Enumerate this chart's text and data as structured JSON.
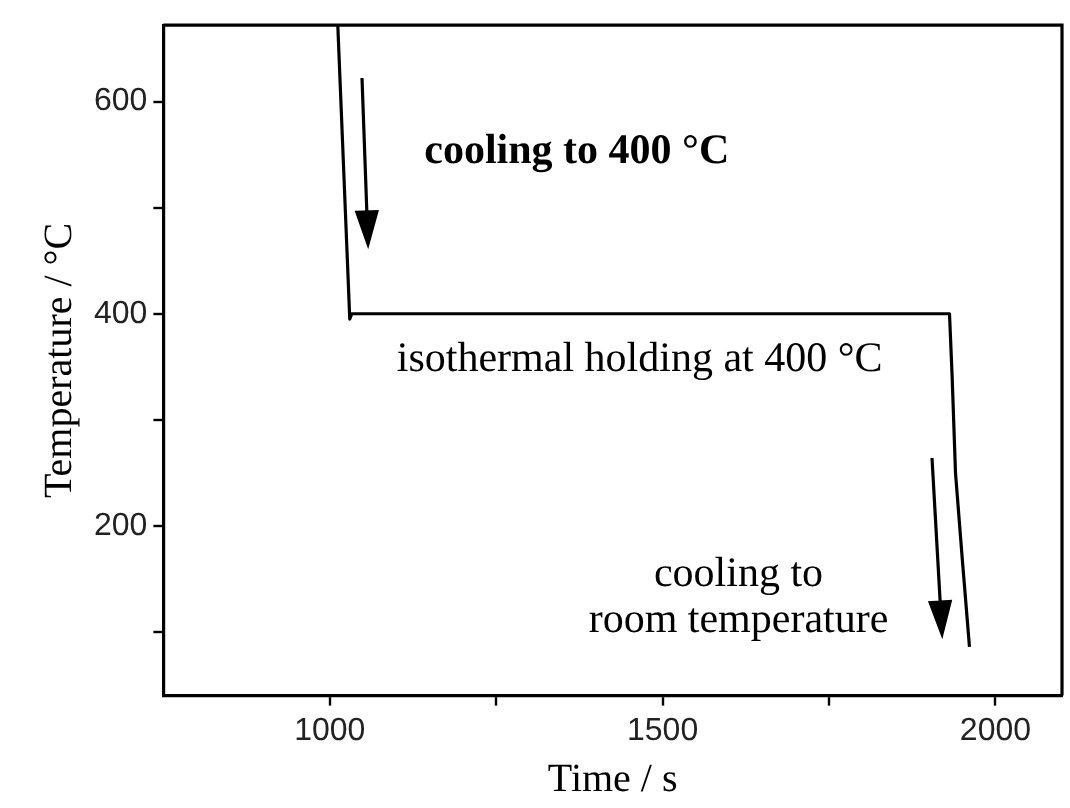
{
  "chart_data": {
    "type": "line",
    "xlabel": "Time / s",
    "ylabel": "Temperature / °C",
    "x": [
      1012,
      1030,
      1033,
      1040,
      1931,
      1935,
      1940,
      1950,
      1961
    ],
    "series": [
      {
        "color": "#000000",
        "values": [
          672,
          395,
          400,
          400,
          400,
          340,
          250,
          170,
          86
        ]
      }
    ],
    "xlim": [
      750,
      2100
    ],
    "ylim": [
      40,
      672
    ],
    "xticks": [
      1000,
      {
        "value": 1250,
        "label": null
      },
      1500,
      {
        "value": 1750,
        "label": null
      },
      2000
    ],
    "yticks": [
      {
        "value": 100,
        "label": null
      },
      200,
      {
        "value": 300,
        "label": null
      },
      400,
      {
        "value": 500,
        "label": null
      },
      600
    ],
    "grid": false,
    "legend": false,
    "marker": "none",
    "line_style": "solid",
    "annotations": [
      "cooling to 400 °C",
      "isothermal holding at 400 °C",
      "cooling to\nroom temperature"
    ]
  }
}
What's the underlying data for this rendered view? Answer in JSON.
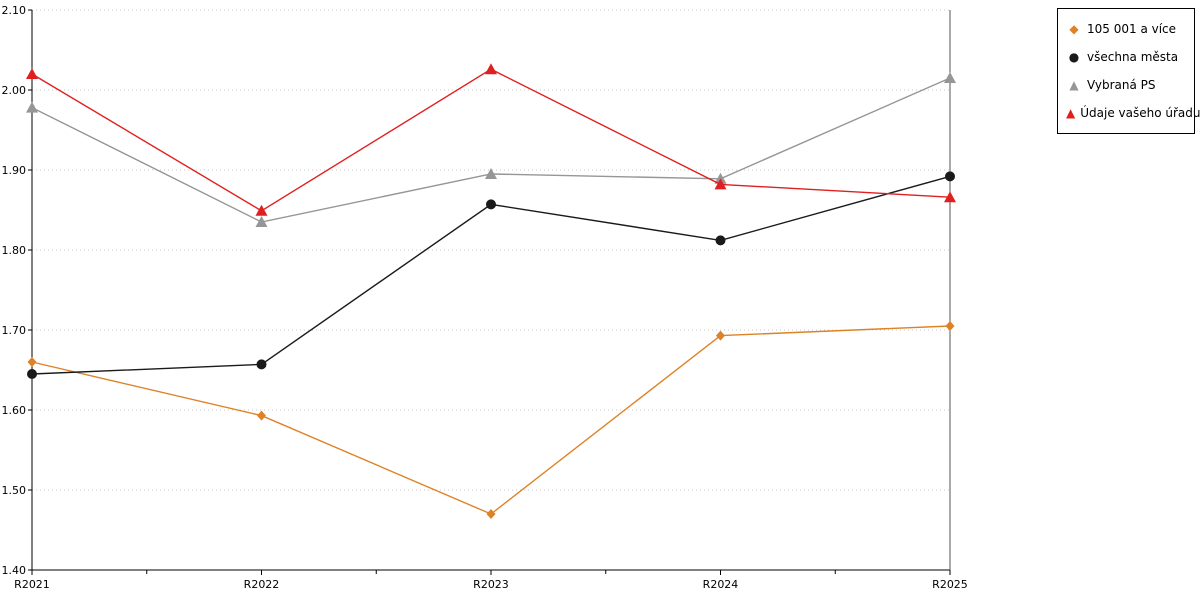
{
  "chart_data": {
    "type": "line",
    "x": [
      "R2021",
      "R2022",
      "R2023",
      "R2024",
      "R2025"
    ],
    "ylim": [
      1.4,
      2.1
    ],
    "ytick_step": 0.1,
    "ytick_labels": [
      "1.40",
      "1.50",
      "1.60",
      "1.70",
      "1.80",
      "1.90",
      "2.00",
      "2.10"
    ],
    "grid": true,
    "legend_position": "top-right",
    "series": [
      {
        "name": "105 001 a více",
        "marker": "diamond",
        "color": "#DE8227",
        "values": [
          1.66,
          1.593,
          1.47,
          1.693,
          1.705
        ]
      },
      {
        "name": "všechna města",
        "marker": "circle",
        "color": "#1A1A1A",
        "values": [
          1.645,
          1.657,
          1.857,
          1.812,
          1.892
        ]
      },
      {
        "name": "Vybraná PS",
        "marker": "triangle",
        "color": "#969696",
        "values": [
          1.978,
          1.835,
          1.895,
          1.889,
          2.015
        ]
      },
      {
        "name": "Údaje vašeho úřadu",
        "marker": "triangle",
        "color": "#E02020",
        "values": [
          2.02,
          1.849,
          2.026,
          1.882,
          1.866
        ]
      }
    ]
  }
}
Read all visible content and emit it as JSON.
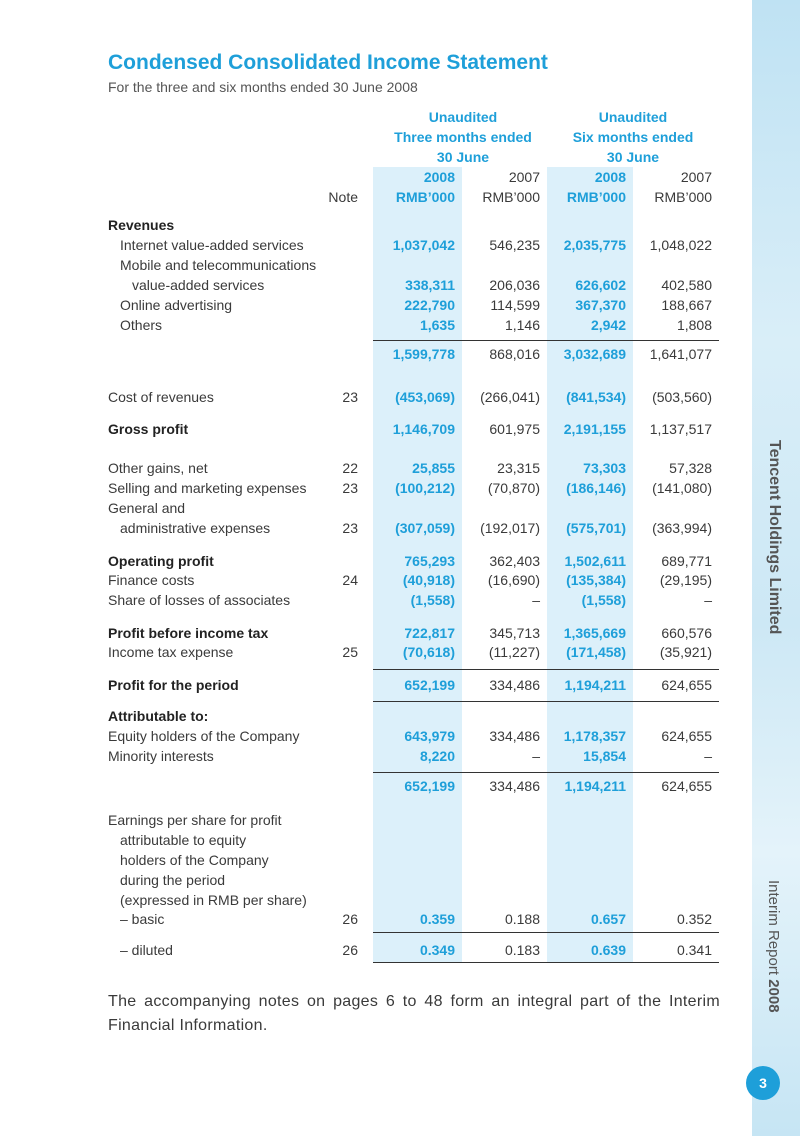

_Task objective_. All lines holding the word "name" should be picked out and copied.

_Written response_.
        "name": "105 001 a více",
        "name": "všechna města",
        "name": "Vybraná PS",
        "name": "Údaje vašeho úřadu",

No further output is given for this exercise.